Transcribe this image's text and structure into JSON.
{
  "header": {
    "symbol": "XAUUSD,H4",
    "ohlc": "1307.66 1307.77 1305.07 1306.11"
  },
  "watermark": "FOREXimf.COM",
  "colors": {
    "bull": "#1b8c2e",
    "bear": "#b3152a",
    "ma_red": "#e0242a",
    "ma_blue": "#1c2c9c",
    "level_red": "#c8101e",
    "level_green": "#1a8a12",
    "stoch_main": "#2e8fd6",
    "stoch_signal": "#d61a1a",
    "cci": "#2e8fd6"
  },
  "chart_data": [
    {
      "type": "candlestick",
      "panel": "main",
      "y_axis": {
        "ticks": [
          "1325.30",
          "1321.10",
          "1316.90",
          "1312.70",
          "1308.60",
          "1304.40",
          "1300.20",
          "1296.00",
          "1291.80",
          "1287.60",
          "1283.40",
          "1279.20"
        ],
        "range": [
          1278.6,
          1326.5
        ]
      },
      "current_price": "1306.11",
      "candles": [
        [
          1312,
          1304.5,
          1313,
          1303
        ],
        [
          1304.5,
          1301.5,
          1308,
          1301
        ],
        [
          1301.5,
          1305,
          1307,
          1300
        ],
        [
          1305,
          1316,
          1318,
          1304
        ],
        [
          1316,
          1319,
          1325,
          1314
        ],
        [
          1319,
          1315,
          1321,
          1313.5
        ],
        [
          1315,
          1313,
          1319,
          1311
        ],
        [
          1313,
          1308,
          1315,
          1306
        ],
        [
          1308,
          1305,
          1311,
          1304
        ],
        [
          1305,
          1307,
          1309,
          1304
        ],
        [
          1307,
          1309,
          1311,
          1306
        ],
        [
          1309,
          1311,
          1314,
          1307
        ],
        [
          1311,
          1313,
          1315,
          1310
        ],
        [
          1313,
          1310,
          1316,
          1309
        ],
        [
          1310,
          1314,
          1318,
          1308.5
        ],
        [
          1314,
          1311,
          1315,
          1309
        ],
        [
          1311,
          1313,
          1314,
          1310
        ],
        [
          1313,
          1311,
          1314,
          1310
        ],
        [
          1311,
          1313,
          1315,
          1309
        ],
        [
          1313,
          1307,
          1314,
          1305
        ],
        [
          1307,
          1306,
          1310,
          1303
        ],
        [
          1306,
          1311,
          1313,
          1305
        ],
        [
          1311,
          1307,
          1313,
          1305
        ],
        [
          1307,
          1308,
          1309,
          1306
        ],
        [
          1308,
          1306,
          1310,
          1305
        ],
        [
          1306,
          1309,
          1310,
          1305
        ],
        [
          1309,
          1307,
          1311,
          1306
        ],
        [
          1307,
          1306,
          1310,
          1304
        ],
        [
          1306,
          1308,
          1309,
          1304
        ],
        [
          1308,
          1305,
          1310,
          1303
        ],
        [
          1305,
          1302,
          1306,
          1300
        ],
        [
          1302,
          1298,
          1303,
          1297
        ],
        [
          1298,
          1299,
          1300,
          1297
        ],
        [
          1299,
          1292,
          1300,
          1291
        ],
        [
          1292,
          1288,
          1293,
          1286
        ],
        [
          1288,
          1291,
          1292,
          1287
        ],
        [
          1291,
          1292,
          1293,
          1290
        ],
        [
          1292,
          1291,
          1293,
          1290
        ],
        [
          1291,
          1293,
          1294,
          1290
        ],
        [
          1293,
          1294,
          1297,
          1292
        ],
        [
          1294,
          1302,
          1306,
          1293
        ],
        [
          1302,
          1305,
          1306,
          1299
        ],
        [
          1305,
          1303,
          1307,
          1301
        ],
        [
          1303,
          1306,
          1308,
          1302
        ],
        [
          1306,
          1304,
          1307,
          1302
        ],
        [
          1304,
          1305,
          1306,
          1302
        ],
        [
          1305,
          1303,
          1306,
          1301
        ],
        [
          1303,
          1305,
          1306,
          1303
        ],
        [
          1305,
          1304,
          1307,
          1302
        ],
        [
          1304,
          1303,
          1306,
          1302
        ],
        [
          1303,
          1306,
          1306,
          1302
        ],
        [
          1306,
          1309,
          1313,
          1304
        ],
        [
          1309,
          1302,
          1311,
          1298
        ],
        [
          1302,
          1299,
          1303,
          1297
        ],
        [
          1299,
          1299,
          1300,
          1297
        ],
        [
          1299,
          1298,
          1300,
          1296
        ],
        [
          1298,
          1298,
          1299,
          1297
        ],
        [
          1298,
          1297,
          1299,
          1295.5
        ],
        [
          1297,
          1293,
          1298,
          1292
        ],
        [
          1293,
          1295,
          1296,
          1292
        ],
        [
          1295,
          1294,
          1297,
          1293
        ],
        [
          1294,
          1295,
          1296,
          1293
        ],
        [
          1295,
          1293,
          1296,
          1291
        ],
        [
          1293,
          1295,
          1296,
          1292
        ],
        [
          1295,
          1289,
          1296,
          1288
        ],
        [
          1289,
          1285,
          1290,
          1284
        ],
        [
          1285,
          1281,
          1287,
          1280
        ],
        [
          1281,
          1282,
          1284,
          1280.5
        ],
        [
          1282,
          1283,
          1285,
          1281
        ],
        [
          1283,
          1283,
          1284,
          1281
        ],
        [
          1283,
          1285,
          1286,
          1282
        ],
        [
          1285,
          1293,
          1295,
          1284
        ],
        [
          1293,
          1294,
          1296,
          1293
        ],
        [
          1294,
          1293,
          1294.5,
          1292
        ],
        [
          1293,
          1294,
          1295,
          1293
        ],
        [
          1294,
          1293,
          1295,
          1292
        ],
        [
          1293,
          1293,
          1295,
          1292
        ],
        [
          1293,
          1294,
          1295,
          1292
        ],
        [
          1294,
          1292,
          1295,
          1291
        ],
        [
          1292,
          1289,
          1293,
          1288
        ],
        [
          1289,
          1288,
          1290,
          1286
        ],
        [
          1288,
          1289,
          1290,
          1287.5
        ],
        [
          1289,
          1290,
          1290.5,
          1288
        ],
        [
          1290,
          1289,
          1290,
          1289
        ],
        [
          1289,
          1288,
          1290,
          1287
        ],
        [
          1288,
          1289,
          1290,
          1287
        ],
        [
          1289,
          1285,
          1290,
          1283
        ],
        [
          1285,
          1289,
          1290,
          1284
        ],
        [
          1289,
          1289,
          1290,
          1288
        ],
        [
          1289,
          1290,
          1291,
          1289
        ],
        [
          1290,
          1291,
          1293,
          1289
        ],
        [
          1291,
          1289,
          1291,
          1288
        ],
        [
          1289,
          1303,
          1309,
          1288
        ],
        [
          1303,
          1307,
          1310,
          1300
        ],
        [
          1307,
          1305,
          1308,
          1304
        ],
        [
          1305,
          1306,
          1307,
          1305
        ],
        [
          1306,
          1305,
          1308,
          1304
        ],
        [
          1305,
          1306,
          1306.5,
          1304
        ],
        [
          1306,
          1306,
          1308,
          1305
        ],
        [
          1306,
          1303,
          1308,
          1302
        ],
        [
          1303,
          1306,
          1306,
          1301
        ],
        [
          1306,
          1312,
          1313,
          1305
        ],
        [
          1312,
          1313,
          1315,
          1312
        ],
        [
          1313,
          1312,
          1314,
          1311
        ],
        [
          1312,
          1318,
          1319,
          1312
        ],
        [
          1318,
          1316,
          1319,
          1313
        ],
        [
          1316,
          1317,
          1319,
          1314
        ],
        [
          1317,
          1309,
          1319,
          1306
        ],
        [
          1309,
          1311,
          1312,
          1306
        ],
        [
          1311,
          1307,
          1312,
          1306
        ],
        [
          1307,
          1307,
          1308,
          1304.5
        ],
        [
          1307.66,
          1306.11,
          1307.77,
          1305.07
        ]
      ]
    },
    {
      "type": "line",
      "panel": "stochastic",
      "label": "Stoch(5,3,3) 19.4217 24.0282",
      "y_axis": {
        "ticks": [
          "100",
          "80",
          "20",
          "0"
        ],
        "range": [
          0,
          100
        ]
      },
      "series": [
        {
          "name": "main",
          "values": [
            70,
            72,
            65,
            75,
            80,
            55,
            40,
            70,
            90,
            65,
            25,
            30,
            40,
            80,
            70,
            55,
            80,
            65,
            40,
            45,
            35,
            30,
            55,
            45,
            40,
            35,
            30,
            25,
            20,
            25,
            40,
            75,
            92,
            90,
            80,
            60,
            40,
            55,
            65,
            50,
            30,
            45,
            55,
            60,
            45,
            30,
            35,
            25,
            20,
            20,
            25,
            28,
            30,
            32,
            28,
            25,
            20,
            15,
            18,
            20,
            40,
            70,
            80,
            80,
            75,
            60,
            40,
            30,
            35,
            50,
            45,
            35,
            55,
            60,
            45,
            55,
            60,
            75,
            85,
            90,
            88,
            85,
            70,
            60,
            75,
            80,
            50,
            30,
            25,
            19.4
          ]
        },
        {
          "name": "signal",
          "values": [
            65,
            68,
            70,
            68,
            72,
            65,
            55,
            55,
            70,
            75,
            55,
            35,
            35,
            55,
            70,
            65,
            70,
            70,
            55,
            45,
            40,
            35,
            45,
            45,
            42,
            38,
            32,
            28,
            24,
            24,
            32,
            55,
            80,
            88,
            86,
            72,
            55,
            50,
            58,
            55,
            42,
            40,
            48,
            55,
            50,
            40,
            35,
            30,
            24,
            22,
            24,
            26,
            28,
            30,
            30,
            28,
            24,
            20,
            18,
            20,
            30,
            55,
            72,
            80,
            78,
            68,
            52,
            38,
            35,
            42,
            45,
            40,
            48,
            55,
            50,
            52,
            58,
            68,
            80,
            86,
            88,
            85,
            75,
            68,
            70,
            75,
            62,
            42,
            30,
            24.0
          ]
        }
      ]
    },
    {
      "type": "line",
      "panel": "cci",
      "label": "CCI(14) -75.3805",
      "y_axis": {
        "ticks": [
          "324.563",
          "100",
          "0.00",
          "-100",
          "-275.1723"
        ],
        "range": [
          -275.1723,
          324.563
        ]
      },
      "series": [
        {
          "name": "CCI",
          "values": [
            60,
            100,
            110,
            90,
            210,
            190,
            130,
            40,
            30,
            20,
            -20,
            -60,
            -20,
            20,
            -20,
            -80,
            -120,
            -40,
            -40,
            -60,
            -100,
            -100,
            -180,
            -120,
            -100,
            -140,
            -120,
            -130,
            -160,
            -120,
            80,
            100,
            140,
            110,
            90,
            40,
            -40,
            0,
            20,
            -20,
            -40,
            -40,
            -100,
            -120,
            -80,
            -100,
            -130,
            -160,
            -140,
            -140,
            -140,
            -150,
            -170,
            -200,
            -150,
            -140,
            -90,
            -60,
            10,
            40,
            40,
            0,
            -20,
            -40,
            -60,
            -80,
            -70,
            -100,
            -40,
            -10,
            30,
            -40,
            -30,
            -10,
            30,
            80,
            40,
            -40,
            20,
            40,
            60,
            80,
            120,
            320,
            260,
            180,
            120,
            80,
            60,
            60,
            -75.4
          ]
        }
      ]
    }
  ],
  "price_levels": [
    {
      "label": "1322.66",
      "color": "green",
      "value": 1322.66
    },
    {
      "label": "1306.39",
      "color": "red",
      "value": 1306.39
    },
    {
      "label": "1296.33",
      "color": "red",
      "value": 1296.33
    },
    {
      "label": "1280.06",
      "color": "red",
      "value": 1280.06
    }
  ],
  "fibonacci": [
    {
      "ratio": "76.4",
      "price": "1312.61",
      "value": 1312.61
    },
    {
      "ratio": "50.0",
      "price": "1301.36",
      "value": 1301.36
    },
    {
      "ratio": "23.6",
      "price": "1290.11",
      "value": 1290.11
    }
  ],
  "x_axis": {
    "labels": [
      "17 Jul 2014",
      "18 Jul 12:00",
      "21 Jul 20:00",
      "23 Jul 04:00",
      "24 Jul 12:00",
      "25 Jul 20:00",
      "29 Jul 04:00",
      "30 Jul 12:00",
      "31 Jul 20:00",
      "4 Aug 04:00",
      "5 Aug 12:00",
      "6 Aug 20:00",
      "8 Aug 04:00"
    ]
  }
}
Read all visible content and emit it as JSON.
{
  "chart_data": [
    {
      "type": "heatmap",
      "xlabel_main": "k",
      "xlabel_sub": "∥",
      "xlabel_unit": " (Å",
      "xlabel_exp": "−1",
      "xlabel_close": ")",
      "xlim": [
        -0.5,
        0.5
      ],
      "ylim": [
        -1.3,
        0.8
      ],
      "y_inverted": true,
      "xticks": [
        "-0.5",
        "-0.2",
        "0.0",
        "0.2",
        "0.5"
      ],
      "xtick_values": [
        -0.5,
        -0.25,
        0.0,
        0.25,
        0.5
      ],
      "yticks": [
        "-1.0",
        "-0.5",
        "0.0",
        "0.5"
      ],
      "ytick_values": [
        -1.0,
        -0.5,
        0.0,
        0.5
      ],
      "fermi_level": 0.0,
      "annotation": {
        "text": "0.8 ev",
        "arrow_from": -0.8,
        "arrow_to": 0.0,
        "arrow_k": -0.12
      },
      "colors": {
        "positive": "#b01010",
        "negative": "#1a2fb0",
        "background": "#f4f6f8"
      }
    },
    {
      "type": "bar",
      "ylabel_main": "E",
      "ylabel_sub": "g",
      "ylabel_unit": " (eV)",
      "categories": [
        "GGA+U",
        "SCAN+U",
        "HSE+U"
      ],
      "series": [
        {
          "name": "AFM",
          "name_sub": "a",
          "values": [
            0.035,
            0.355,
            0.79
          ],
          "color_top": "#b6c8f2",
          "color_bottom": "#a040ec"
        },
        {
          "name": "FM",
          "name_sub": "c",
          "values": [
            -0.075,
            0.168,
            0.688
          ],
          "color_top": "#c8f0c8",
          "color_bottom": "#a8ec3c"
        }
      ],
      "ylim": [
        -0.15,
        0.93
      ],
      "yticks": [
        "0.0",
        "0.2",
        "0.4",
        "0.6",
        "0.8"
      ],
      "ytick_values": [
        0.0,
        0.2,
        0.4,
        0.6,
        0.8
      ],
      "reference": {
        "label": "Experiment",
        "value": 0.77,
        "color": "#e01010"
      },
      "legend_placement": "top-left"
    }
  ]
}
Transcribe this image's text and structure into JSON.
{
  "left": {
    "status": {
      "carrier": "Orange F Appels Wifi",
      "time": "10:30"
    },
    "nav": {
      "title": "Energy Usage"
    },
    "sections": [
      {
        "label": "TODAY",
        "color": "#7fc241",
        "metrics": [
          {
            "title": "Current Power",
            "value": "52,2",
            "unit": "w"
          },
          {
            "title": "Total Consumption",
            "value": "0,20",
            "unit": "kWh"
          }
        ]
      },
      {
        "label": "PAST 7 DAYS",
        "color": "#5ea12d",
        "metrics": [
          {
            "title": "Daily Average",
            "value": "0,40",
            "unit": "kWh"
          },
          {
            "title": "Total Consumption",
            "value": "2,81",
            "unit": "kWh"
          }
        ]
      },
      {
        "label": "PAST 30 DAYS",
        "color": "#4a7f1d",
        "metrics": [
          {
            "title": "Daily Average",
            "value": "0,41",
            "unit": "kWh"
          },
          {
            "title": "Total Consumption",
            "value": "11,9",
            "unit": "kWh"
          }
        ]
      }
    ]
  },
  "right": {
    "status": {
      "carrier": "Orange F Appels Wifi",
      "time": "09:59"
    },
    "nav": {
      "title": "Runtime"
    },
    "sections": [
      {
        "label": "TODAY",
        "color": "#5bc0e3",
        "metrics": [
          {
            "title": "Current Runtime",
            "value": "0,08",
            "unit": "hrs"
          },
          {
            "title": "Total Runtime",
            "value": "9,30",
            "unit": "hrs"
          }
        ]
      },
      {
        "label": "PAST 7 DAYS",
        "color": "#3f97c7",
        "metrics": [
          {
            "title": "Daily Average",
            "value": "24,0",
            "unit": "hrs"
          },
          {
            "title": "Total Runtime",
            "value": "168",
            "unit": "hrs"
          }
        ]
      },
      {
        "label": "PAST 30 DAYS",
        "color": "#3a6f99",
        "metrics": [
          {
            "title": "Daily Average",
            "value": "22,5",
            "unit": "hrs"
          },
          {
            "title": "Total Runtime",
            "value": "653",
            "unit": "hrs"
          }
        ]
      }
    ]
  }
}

YOUR INSTRUCTIONS:
Give only the number of lines in the records that include the word "type".

ANSWER BELOW:
5